** start Data provided **

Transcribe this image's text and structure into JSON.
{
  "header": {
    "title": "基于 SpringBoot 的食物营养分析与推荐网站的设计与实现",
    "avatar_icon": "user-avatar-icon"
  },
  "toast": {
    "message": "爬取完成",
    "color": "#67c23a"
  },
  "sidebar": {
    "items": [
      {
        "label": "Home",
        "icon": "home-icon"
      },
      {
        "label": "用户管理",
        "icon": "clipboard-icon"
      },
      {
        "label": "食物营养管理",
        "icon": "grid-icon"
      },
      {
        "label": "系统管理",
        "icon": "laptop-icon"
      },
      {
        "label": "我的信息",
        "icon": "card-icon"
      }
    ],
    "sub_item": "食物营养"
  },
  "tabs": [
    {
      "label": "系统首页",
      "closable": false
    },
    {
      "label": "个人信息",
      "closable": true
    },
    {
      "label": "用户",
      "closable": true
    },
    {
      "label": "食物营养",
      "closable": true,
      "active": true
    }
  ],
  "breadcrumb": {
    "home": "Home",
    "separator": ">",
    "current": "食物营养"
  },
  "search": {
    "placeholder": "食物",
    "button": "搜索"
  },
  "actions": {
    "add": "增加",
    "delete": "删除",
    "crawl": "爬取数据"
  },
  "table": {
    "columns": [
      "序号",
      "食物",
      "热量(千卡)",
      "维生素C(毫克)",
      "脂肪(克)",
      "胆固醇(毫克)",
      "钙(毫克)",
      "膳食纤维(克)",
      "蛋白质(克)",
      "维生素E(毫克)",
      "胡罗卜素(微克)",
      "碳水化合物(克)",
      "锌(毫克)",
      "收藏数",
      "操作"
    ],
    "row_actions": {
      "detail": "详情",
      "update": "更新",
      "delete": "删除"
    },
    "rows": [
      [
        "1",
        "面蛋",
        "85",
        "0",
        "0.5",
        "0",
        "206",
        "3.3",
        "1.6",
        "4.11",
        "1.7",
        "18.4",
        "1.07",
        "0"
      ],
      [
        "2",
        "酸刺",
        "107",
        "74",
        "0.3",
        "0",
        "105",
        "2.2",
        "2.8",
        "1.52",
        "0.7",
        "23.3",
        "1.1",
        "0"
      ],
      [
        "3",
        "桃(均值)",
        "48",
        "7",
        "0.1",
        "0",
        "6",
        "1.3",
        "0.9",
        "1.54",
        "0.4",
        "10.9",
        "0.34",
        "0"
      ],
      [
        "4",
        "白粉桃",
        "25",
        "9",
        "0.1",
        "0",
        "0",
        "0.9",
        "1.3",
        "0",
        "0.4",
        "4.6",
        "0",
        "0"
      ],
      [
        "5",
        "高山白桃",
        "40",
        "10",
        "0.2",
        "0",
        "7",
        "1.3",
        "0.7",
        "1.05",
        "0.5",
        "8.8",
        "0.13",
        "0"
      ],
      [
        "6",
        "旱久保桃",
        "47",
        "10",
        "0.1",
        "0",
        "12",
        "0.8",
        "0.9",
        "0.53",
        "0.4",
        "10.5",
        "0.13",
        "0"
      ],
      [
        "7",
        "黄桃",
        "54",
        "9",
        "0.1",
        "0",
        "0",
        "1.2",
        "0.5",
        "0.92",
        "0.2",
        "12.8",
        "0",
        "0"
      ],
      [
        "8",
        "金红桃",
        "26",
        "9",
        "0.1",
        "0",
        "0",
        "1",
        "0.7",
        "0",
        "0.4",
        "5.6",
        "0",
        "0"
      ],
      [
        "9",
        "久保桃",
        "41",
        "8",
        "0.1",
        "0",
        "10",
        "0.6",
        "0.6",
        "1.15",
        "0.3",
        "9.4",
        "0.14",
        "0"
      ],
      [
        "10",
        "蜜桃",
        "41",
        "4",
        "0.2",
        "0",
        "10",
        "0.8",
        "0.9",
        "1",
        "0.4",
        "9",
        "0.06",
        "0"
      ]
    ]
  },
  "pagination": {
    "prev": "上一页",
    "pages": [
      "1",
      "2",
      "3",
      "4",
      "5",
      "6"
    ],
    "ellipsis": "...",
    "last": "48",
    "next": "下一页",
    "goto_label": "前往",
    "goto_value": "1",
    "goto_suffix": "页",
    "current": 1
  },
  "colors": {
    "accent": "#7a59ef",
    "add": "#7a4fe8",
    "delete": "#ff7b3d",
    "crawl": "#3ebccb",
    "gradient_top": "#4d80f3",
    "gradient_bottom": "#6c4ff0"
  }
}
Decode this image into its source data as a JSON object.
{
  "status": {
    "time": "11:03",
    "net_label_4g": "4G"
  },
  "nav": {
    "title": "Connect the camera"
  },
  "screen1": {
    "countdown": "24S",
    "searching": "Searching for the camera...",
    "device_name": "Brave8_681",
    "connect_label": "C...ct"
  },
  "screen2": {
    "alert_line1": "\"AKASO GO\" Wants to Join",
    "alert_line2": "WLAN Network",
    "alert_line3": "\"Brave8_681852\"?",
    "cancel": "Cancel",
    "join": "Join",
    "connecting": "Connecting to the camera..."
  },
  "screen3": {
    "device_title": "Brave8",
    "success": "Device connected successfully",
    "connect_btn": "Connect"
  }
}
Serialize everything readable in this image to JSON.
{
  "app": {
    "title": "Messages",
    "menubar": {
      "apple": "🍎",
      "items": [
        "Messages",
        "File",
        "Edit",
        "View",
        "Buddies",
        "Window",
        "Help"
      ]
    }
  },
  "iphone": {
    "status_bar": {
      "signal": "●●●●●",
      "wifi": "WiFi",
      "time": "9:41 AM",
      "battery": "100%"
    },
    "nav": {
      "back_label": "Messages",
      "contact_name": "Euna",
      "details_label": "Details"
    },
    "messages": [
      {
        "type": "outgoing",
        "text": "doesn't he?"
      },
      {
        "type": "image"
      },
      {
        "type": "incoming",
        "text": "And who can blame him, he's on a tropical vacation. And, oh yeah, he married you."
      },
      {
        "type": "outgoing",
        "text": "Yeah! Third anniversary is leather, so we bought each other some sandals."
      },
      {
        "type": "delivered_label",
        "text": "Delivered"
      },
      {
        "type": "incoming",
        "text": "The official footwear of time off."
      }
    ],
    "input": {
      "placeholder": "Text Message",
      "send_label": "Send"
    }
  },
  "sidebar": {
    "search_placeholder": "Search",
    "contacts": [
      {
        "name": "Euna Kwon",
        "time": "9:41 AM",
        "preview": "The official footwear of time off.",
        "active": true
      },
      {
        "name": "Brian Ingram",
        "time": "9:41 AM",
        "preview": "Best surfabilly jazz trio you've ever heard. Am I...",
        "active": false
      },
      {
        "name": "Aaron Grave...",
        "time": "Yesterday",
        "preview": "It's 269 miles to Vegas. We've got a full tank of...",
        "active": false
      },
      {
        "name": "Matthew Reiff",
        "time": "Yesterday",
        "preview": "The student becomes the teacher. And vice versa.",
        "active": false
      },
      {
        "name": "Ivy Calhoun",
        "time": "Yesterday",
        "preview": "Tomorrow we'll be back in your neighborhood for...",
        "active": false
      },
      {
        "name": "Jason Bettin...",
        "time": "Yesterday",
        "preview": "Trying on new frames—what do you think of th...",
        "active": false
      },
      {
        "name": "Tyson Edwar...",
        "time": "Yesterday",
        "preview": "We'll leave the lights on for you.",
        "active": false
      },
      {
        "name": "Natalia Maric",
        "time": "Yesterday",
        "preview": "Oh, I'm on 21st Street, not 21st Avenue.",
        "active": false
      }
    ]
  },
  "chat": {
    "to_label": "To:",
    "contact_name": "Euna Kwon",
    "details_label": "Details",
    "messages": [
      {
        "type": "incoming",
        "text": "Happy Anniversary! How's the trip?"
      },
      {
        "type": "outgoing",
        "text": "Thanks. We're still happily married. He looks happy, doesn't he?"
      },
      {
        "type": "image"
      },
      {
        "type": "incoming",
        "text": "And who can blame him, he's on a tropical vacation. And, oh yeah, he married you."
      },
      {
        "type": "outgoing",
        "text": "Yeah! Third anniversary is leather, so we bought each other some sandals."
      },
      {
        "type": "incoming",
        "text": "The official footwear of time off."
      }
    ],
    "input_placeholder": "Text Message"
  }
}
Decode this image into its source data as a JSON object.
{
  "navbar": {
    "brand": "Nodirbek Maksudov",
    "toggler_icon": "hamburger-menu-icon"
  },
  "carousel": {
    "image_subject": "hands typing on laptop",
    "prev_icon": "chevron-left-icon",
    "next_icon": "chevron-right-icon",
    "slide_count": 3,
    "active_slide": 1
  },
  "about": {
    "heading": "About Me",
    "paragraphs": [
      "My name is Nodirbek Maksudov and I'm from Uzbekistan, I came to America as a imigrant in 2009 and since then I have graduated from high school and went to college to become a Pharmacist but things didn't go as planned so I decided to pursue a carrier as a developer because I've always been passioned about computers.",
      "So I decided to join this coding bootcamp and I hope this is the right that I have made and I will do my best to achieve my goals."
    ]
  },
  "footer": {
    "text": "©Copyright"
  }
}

** end Data provided **

Stated problem = Pull out each line of the records holding the string "Kwon".

Response to the exercise =
        "name": "Euna Kwon",
    "contact_name": "Euna Kwon",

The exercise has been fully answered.